• _Given records_
################

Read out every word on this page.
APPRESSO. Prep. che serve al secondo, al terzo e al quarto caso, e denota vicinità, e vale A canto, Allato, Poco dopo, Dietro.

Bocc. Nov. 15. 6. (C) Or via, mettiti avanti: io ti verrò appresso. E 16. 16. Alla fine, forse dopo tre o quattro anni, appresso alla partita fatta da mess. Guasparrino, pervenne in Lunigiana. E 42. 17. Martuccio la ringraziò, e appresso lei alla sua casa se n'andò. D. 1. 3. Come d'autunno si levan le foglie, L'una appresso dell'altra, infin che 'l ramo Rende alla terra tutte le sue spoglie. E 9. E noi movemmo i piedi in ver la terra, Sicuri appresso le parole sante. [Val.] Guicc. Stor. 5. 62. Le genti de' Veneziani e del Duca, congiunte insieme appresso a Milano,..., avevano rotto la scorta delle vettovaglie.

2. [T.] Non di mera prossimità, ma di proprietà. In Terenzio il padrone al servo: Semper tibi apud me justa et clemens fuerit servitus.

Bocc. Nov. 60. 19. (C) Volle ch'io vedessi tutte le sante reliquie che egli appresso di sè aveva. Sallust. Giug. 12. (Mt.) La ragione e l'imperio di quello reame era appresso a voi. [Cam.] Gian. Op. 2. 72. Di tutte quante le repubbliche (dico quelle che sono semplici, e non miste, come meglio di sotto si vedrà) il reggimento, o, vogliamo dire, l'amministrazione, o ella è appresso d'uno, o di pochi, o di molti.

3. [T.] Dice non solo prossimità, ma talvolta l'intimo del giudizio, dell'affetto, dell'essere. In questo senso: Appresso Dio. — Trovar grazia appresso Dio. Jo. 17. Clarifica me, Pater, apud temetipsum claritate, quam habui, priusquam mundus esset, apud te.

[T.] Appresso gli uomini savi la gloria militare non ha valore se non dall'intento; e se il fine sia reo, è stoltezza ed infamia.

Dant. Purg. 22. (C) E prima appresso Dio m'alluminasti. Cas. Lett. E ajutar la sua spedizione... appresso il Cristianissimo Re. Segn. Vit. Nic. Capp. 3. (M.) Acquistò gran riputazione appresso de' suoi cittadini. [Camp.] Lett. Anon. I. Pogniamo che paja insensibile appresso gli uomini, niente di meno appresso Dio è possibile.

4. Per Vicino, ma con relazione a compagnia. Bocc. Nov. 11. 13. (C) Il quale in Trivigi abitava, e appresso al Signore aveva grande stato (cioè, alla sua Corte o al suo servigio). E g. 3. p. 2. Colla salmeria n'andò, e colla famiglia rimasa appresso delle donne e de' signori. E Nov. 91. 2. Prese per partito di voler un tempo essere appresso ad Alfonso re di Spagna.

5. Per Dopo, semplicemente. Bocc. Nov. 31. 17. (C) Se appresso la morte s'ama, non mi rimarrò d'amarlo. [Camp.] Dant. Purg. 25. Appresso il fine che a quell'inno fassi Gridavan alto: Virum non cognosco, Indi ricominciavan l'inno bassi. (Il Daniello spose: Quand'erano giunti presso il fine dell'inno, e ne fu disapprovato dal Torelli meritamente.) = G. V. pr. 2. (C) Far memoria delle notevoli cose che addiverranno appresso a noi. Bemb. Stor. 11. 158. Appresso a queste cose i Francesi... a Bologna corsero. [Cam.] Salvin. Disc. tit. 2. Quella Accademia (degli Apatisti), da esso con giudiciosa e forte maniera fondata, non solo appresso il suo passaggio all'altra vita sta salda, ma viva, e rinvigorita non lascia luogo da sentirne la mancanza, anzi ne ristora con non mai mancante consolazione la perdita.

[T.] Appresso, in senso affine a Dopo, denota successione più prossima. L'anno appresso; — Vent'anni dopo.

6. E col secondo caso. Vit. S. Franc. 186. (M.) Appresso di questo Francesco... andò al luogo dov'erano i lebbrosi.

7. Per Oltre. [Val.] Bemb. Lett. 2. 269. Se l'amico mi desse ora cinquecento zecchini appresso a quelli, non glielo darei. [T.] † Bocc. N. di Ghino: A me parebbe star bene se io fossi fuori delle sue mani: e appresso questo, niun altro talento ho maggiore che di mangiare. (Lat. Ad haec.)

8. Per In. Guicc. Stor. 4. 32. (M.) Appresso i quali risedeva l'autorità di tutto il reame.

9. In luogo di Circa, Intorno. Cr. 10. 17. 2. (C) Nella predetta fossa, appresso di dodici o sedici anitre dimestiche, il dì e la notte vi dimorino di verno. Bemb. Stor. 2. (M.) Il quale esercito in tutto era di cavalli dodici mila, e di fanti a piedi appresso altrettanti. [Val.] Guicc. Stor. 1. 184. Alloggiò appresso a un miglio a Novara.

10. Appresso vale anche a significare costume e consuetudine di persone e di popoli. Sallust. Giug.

################

• _Written exercise_
Your task is to gather every line with the word "essere" and copy it.

• _Correct response_
3. [T.] Dice non solo prossimità, ma talvolta l'intimo del giudizio, dell'affetto, dell'essere. In questo senso: Appresso Dio. — Trovar grazia appresso Dio. Jo. 17. Clarifica me, Pater, apud temetipsum claritate, quam habui, priusquam mundus esset, apud te.
4. Per Vicino, ma con relazione a compagnia. Bocc. Nov. 11. 13. (C) Il quale in Trivigi abitava, e appresso al Signore aveva grande stato (cioè, alla sua Corte o al suo servigio). E g. 3. p. 2. Colla salmeria n'andò, e colla famiglia rimasa appresso delle donne e de' signori. E Nov. 91. 2. Prese per partito di voler un tempo essere appresso ad Alfonso re di Spagna.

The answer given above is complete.